---- Information shown

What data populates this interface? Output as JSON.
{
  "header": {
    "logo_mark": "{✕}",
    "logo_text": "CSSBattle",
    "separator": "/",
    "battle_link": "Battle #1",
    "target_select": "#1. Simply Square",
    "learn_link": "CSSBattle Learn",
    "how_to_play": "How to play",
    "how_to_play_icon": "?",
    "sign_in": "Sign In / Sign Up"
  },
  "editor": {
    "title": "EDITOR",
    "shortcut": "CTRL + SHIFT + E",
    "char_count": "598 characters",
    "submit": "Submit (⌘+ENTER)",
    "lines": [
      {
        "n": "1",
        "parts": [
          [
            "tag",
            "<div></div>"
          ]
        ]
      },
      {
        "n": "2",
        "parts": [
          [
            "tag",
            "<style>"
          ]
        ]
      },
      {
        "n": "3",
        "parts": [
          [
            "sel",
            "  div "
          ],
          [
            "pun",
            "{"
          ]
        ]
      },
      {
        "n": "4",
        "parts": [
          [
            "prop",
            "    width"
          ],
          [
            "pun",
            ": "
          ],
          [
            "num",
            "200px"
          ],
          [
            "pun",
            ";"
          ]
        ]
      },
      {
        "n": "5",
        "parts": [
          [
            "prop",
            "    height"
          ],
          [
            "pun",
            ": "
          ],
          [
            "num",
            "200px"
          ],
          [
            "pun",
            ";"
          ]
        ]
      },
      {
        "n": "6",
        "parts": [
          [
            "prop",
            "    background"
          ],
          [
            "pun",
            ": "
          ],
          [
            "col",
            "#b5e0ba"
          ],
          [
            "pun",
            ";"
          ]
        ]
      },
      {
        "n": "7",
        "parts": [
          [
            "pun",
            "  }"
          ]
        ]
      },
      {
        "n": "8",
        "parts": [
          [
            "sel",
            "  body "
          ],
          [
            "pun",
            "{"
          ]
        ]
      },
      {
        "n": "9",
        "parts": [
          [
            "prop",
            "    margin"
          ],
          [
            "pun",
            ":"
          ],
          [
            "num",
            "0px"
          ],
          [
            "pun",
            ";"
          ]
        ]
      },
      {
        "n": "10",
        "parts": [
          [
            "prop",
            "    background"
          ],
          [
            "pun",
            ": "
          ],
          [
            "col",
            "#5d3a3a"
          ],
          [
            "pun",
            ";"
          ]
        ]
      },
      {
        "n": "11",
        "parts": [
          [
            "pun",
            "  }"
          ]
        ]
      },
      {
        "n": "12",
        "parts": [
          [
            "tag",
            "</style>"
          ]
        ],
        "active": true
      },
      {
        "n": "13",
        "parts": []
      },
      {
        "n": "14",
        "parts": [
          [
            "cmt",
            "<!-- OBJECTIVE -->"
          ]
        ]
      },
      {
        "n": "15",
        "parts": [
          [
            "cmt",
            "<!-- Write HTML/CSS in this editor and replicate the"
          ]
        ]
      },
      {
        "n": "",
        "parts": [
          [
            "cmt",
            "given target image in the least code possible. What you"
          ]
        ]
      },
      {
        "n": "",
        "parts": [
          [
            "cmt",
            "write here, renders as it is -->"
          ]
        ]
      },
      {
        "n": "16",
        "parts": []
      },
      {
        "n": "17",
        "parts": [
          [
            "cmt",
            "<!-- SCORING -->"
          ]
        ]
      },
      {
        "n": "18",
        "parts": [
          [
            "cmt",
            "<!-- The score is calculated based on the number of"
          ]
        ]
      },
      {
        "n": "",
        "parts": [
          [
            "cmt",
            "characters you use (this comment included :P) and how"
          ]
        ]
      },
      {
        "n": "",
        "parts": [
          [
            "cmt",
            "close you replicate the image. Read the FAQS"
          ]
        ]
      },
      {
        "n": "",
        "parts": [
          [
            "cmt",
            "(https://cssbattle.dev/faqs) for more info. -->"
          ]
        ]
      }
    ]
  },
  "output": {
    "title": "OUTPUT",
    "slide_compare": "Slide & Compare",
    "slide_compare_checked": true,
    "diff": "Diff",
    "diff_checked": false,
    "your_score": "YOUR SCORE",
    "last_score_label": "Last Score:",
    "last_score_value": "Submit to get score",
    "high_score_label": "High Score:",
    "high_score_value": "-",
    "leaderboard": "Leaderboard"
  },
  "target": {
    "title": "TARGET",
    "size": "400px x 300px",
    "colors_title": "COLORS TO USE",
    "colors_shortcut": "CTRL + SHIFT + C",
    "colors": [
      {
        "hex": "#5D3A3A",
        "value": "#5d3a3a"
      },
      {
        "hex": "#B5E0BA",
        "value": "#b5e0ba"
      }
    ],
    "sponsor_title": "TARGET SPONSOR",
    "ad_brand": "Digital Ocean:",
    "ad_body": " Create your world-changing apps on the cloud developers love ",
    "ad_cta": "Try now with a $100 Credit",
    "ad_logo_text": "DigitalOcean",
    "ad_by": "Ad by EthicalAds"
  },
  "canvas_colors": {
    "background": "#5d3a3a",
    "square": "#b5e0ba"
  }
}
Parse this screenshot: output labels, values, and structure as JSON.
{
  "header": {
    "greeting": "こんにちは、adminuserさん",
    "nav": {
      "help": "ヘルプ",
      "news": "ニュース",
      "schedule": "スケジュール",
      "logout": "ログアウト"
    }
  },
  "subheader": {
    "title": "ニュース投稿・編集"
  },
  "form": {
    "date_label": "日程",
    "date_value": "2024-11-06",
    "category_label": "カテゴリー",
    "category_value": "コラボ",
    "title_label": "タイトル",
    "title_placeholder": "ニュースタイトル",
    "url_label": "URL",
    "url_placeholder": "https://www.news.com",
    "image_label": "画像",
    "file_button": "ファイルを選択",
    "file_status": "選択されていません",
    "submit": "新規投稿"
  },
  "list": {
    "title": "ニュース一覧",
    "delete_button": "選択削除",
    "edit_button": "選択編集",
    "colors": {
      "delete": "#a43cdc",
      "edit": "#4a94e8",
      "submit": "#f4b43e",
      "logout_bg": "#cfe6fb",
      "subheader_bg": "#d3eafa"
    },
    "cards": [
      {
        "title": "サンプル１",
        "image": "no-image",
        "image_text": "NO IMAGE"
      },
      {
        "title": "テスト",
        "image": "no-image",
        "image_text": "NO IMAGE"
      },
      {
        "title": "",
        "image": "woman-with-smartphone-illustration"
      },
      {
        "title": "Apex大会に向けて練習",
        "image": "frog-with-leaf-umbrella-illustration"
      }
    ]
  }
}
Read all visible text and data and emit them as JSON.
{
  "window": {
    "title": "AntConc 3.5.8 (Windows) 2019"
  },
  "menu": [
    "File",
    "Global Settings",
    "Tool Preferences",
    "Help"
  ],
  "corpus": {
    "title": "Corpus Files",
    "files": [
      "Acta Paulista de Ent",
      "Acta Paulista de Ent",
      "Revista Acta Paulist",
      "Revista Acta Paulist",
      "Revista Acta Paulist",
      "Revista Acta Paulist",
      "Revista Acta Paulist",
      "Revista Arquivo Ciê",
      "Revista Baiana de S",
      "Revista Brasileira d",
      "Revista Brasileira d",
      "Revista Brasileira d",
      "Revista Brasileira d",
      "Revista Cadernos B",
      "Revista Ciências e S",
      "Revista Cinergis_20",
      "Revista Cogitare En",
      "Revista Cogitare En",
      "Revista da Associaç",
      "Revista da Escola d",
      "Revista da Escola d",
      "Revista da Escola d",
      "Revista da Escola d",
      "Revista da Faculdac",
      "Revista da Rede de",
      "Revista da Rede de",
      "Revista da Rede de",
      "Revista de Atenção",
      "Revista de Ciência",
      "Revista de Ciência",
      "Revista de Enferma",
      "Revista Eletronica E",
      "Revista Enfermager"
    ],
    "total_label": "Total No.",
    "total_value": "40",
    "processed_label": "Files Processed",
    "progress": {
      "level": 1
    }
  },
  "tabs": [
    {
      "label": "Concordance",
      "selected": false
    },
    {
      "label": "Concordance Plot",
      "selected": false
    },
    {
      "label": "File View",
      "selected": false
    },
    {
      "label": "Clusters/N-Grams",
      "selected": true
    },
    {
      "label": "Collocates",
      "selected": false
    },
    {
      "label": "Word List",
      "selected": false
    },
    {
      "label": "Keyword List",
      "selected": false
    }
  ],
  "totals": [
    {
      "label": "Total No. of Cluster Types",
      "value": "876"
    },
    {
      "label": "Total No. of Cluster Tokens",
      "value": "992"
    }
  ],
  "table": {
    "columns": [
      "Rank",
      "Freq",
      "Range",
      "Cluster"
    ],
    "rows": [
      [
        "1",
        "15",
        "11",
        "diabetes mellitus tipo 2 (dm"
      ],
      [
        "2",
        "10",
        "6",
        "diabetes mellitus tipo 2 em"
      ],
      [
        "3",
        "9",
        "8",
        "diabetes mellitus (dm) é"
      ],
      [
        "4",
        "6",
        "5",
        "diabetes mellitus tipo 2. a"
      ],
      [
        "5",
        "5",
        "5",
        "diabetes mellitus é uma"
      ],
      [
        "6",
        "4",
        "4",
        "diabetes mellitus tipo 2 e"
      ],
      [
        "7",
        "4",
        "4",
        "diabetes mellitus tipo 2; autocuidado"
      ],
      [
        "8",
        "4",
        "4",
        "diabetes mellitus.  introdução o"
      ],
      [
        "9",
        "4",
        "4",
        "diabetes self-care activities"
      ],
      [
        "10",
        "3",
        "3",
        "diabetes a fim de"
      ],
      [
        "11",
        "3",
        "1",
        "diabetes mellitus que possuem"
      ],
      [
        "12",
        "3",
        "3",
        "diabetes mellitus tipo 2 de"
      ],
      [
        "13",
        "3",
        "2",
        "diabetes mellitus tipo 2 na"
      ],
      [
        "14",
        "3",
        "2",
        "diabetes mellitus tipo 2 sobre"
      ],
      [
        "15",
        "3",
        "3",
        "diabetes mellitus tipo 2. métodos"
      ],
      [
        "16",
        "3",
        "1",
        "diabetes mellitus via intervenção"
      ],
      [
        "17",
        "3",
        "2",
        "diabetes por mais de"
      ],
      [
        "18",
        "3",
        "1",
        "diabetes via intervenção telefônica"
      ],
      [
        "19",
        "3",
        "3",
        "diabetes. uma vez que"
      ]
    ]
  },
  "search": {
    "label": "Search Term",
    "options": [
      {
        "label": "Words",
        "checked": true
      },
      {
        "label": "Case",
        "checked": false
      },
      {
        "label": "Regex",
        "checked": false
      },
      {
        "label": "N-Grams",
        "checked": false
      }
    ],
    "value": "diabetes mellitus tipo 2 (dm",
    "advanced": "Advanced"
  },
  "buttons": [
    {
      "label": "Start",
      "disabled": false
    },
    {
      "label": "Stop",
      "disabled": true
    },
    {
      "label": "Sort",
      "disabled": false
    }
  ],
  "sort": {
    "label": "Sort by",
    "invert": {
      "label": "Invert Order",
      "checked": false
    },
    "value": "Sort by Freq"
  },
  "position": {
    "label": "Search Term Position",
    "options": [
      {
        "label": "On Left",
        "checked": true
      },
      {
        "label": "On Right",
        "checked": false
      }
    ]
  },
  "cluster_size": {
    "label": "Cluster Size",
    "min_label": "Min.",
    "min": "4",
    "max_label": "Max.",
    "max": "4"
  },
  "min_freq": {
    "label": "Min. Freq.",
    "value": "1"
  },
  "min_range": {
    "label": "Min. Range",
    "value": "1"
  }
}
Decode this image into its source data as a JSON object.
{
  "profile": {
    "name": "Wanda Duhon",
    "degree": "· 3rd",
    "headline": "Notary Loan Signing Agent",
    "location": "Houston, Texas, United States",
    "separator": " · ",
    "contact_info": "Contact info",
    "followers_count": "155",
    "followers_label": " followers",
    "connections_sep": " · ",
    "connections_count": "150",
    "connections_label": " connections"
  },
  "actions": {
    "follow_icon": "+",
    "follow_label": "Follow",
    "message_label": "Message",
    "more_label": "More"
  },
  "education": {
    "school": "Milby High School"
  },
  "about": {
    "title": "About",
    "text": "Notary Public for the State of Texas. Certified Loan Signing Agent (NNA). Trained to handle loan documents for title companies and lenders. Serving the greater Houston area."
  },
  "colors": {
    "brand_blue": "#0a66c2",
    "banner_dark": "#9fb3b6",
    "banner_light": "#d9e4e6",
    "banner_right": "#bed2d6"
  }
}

--------

- **Given instruction**: Extract every line containing the string "Term" from the material.

- **Solution to the problem**:
    "label": "Search Term",
    "label": "Search Term Position",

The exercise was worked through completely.